- EXERCISE OBJECTIVE
List all lines in the material below that contain "Cisti".

- DATASET ROWS
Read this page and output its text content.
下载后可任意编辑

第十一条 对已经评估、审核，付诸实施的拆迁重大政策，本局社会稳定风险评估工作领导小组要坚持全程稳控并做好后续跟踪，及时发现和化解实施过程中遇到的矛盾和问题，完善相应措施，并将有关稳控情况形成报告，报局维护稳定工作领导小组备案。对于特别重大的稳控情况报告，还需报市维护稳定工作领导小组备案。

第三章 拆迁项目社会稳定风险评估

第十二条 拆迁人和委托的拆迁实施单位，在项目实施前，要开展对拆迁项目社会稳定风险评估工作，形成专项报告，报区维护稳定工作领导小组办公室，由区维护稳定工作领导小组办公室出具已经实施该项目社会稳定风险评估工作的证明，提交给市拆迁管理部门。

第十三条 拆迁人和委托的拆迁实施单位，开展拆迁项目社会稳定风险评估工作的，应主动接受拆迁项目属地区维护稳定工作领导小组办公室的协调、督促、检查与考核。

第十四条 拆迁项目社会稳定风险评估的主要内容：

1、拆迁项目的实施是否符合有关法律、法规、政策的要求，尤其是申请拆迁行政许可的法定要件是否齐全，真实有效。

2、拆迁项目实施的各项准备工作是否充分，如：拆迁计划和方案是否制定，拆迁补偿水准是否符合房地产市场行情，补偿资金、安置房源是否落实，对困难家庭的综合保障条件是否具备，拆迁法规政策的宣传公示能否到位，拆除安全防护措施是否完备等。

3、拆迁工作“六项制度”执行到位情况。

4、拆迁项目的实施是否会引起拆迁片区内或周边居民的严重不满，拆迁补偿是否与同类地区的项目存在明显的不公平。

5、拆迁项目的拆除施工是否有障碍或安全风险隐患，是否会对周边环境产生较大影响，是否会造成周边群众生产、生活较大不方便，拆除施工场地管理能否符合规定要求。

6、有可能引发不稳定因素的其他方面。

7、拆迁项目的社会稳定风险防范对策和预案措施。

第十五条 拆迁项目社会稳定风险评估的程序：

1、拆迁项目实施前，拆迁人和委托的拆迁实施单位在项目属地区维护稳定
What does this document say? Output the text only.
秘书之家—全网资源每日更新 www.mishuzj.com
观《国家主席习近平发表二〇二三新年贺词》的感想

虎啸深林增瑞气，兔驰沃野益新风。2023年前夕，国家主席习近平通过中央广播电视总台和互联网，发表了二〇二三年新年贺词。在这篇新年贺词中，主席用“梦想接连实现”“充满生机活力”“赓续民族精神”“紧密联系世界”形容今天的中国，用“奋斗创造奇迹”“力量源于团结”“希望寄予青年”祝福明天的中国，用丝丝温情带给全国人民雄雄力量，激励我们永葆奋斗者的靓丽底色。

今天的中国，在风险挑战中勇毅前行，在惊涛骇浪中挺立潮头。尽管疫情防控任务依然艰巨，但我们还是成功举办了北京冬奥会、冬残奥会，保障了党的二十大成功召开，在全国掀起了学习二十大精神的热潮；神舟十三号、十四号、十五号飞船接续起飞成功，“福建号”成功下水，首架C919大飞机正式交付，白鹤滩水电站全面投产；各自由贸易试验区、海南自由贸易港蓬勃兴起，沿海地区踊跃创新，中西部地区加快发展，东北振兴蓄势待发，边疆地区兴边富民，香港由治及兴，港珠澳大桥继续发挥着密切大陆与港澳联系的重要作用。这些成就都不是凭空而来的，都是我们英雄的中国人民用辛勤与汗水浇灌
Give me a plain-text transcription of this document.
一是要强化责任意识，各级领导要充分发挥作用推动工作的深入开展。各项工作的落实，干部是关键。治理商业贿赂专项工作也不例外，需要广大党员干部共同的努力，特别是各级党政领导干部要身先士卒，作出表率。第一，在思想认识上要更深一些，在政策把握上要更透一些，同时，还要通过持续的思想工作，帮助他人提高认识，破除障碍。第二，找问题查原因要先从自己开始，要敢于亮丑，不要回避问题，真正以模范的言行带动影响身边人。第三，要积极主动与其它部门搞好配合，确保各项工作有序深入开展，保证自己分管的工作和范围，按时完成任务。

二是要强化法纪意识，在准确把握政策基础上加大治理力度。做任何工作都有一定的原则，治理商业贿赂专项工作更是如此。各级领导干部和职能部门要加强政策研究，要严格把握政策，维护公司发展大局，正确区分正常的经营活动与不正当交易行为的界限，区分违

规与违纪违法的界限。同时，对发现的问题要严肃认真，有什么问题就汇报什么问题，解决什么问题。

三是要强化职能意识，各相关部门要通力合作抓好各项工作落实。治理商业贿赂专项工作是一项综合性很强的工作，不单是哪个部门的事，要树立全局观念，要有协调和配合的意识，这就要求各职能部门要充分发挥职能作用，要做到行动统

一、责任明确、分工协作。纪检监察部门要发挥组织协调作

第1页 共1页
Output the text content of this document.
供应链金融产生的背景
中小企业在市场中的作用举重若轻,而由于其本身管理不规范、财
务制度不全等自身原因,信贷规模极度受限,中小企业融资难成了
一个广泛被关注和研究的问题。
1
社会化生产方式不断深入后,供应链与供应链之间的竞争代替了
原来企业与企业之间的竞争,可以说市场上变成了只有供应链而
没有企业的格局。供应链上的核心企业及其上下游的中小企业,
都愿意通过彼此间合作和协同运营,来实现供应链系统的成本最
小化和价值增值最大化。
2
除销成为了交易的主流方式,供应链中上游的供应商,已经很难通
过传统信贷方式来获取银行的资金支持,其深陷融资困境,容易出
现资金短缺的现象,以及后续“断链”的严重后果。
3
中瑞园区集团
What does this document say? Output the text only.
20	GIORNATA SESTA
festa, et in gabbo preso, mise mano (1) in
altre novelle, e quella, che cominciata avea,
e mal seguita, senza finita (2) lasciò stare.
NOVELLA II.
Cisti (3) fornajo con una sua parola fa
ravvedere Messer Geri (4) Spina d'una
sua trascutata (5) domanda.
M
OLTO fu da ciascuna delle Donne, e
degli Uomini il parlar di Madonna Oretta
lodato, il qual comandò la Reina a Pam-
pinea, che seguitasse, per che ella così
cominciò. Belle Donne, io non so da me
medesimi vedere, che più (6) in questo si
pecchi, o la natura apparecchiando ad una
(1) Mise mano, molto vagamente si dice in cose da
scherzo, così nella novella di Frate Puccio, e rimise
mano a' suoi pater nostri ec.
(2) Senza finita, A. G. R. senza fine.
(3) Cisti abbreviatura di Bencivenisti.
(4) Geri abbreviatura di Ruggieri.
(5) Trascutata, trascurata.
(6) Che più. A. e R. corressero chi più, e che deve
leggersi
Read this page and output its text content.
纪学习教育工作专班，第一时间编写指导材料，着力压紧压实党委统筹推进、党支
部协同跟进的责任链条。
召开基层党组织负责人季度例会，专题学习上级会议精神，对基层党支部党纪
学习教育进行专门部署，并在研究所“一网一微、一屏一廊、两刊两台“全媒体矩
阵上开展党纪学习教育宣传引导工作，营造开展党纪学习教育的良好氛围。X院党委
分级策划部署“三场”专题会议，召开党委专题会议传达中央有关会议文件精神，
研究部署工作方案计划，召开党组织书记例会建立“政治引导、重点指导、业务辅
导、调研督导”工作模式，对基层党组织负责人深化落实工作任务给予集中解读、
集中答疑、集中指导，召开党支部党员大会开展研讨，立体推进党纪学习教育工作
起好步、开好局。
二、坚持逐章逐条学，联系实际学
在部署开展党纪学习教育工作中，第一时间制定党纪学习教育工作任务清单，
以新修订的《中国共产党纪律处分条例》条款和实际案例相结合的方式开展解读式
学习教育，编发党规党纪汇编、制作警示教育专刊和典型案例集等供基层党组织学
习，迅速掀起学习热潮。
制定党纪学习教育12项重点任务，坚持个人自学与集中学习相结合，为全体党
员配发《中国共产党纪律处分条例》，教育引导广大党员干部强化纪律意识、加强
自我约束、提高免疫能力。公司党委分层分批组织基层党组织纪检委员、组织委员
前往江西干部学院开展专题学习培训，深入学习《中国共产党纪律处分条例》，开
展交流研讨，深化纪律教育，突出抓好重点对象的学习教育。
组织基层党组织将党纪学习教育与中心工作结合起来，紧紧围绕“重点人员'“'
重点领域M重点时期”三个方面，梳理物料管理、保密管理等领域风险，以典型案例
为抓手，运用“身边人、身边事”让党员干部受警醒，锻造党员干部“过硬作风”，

- RESULT FOR THIS TASK
Cisti (3) fornajo con una sua parola fa
(3) Cisti abbreviatura di Bencivenisti.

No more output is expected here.